● **PROBLEM STATEMENT**: Leave out any pictures and transcribe all other data below exactly.

┄┄┄┄┄┄┄┄┄┄┄┄┄┄┄┄┄┄┄┄

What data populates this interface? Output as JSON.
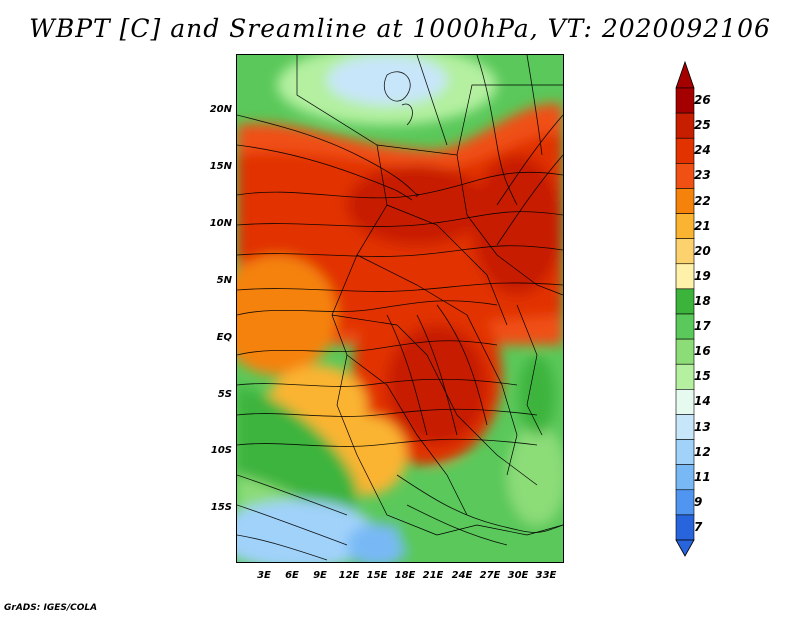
{
  "title": "WBPT [C] and Sreamline at 1000hPa, VT: 2020092106",
  "footer": "GrADS: IGES/COLA",
  "lat_labels": [
    "20N",
    "15N",
    "10N",
    "5N",
    "EQ",
    "5S",
    "10S",
    "15S"
  ],
  "lon_labels": [
    "3E",
    "6E",
    "9E",
    "12E",
    "15E",
    "18E",
    "21E",
    "24E",
    "27E",
    "30E",
    "33E"
  ],
  "colorbar": {
    "levels": [
      "26",
      "25",
      "24",
      "23",
      "22",
      "21",
      "20",
      "19",
      "18",
      "17",
      "16",
      "15",
      "14",
      "13",
      "12",
      "11",
      "9",
      "7"
    ],
    "colors": [
      "#a50000",
      "#c81e00",
      "#e13200",
      "#f05014",
      "#f5820a",
      "#fab432",
      "#fcd26e",
      "#fff0aa",
      "#3cb43c",
      "#5ac85a",
      "#8cdc78",
      "#b4f0a0",
      "#e6faf0",
      "#c8e6fa",
      "#a0d2fa",
      "#78b9f5",
      "#5096f0",
      "#2864dc"
    ]
  }
}
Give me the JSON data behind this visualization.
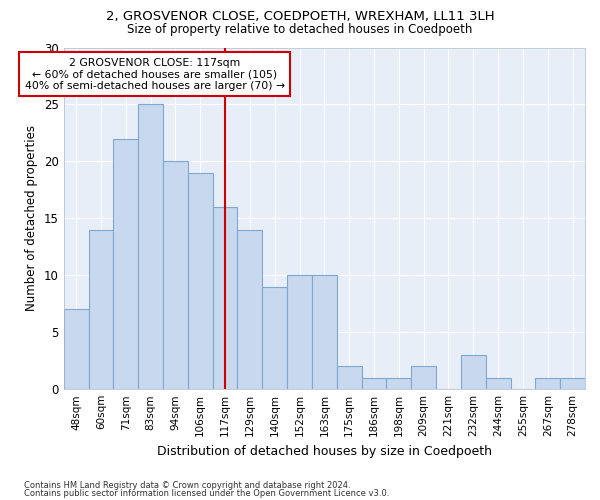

┄┄┄┄┄┄┄┄┄┄┄┄┄┄┄┄┄┄┄┄

● **FULL OUTPUT**:
What data populates this interface? Output as JSON.
{
  "title": "WBPT [C] and Sreamline at 1000hPa, VT: 2020092106",
  "footer": "GrADS: IGES/COLA",
  "lat_labels": [
    "20N",
    "15N",
    "10N",
    "5N",
    "EQ",
    "5S",
    "10S",
    "15S"
  ],
  "lon_labels": [
    "3E",
    "6E",
    "9E",
    "12E",
    "15E",
    "18E",
    "21E",
    "24E",
    "27E",
    "30E",
    "33E"
  ],
  "colorbar": {
    "levels": [
      "26",
      "25",
      "24",
      "23",
      "22",
      "21",
      "20",
      "19",
      "18",
      "17",
      "16",
      "15",
      "14",
      "13",
      "12",
      "11",
      "9",
      "7"
    ],
    "colors": [
      "#a50000",
      "#c81e00",
      "#e13200",
      "#f05014",
      "#f5820a",
      "#fab432",
      "#fcd26e",
      "#fff0aa",
      "#3cb43c",
      "#5ac85a",
      "#8cdc78",
      "#b4f0a0",
      "#e6faf0",
      "#c8e6fa",
      "#a0d2fa",
      "#78b9f5",
      "#5096f0",
      "#2864dc"
    ]
  }
}
Give me the JSON data behind this visualization.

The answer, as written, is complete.